§ Aim: Copy out each line containing "wood" from the entries below.
+++ Entries supplied +++
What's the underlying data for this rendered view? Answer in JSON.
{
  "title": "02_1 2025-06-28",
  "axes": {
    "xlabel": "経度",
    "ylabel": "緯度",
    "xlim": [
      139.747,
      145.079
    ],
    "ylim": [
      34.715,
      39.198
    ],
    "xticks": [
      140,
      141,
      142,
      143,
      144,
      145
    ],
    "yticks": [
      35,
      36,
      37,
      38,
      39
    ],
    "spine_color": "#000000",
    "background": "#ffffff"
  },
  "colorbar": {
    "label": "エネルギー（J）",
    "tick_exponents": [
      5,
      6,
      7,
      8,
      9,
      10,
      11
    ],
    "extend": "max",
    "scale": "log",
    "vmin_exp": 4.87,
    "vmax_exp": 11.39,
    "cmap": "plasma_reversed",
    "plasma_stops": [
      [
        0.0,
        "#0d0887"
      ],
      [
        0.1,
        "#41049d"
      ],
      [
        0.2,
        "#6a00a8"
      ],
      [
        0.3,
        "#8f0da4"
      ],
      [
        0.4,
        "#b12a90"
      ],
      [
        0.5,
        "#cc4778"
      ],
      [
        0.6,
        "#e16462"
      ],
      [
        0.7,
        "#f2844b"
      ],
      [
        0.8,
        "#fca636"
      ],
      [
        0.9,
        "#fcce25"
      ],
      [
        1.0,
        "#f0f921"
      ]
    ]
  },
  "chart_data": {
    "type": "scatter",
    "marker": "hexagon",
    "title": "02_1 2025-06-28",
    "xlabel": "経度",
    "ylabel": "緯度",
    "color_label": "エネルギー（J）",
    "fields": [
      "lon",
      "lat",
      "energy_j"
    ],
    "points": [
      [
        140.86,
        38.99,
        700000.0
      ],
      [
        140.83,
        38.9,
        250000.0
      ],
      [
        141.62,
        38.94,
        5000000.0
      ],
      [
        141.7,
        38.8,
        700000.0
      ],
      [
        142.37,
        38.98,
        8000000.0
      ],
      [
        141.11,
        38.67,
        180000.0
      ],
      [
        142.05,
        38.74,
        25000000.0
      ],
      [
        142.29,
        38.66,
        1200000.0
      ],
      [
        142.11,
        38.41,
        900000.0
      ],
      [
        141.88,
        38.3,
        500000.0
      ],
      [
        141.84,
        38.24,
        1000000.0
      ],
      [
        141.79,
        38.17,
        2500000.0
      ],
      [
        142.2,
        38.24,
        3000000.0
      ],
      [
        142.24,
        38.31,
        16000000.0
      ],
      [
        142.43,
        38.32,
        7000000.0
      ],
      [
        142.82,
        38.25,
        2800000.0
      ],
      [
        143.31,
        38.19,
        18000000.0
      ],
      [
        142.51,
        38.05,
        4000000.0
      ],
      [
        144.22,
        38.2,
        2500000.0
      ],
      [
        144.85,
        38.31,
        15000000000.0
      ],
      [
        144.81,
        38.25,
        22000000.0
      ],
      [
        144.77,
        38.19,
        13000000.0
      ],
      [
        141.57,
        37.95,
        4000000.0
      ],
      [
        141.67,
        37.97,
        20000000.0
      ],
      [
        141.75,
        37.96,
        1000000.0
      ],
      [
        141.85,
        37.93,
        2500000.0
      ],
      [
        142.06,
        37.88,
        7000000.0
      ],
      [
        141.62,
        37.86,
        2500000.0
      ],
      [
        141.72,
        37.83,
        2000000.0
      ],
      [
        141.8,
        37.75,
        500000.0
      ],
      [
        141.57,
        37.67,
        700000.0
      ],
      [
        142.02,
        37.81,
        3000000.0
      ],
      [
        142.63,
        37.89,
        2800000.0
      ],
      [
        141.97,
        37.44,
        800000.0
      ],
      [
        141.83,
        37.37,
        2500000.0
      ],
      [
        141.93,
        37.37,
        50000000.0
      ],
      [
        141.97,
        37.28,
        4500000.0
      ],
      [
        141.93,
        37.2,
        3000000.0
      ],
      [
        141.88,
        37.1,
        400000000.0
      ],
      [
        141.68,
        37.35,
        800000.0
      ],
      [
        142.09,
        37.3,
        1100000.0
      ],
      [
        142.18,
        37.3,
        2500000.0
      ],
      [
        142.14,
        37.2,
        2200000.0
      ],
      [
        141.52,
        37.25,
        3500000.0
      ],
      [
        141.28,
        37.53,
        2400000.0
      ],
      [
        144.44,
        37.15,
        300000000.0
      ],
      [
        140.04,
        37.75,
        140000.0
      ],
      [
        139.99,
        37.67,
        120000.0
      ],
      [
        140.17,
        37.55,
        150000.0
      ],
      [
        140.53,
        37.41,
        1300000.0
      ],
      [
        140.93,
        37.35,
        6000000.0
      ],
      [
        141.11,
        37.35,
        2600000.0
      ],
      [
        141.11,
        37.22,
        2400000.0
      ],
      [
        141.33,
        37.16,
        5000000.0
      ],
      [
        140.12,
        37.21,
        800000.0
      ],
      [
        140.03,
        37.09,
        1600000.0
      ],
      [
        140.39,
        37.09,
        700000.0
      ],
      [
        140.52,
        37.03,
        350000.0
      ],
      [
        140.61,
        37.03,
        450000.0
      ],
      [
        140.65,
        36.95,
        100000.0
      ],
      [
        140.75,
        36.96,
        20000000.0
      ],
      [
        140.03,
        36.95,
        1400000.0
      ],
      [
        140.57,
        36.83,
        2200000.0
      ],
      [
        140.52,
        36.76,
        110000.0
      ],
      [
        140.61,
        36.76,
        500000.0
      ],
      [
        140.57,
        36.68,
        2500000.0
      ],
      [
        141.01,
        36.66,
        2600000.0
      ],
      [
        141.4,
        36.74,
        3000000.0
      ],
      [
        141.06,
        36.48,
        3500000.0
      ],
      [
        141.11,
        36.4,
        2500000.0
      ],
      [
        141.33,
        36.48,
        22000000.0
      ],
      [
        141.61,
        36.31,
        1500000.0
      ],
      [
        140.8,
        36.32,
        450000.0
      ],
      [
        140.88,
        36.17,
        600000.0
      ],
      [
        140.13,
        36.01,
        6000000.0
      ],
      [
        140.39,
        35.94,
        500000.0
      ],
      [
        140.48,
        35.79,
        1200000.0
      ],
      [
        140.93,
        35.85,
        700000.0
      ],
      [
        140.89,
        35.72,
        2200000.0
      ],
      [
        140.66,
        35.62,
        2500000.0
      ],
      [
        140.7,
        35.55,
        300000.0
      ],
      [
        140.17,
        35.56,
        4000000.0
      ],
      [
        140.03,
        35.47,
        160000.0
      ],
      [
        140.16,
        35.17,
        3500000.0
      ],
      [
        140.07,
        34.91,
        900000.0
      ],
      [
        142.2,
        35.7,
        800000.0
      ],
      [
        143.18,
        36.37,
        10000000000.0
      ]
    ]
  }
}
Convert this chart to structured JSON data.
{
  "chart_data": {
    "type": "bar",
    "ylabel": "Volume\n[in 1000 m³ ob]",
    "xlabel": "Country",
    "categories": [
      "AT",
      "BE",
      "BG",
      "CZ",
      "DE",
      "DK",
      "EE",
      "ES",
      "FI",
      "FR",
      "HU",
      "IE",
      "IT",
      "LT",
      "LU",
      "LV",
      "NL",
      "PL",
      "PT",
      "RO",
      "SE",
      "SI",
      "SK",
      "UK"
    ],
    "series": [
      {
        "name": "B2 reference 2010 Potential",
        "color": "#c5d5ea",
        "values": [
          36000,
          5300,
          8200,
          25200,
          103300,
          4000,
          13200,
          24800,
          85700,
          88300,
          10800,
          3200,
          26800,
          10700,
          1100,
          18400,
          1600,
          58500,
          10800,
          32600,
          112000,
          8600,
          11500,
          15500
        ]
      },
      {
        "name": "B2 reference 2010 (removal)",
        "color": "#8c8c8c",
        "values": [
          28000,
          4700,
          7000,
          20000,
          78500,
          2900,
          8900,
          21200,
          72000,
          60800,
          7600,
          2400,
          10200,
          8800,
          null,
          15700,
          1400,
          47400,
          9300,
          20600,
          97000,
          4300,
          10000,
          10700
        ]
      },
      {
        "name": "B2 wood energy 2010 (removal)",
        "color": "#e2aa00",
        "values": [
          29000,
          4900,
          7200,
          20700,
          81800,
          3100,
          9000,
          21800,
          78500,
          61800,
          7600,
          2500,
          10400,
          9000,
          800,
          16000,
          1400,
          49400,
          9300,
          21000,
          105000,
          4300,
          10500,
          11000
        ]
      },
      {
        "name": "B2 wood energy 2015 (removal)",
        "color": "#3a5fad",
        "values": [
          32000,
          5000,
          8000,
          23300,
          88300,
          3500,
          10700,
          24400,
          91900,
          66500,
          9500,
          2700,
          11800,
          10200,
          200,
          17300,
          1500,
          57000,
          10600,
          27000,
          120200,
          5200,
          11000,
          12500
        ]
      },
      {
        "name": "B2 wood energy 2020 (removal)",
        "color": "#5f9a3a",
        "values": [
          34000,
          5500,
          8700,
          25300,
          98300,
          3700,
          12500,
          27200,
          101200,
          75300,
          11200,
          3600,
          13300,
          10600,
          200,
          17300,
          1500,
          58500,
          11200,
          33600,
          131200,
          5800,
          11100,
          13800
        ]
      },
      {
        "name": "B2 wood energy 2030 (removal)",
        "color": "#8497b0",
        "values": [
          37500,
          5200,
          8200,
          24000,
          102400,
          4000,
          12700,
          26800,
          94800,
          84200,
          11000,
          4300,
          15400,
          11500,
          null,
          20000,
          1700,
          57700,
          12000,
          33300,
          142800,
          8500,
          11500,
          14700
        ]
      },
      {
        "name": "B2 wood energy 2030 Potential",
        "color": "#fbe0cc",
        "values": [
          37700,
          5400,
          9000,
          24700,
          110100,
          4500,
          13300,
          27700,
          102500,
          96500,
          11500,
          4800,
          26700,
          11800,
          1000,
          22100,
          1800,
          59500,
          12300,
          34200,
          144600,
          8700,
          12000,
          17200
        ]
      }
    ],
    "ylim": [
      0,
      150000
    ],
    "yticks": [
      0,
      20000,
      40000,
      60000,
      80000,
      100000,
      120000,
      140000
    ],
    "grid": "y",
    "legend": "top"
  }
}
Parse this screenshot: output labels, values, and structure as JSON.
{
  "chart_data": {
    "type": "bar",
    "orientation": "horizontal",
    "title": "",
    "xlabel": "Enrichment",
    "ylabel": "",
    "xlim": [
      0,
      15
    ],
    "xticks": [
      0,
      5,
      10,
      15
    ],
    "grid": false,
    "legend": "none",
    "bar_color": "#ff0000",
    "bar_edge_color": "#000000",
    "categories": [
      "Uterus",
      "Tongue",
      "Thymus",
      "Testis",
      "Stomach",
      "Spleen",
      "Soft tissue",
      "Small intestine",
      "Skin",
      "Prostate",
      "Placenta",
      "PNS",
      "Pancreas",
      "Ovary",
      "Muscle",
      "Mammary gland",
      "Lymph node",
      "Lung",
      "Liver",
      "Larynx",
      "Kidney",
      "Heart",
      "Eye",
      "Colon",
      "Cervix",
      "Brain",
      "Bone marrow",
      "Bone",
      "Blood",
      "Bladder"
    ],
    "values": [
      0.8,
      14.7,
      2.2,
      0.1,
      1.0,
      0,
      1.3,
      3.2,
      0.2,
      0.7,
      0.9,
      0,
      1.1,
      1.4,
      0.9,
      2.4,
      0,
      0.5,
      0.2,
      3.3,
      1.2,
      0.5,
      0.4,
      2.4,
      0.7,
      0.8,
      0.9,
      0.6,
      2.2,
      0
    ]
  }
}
+++
§ Output for this exercise:
        "name": "B2 wood energy 2010 (removal)",
        "name": "B2 wood energy 2015 (removal)",
        "name": "B2 wood energy 2020 (removal)",
        "name": "B2 wood energy 2030 (removal)",
        "name": "B2 wood energy 2030 Potential",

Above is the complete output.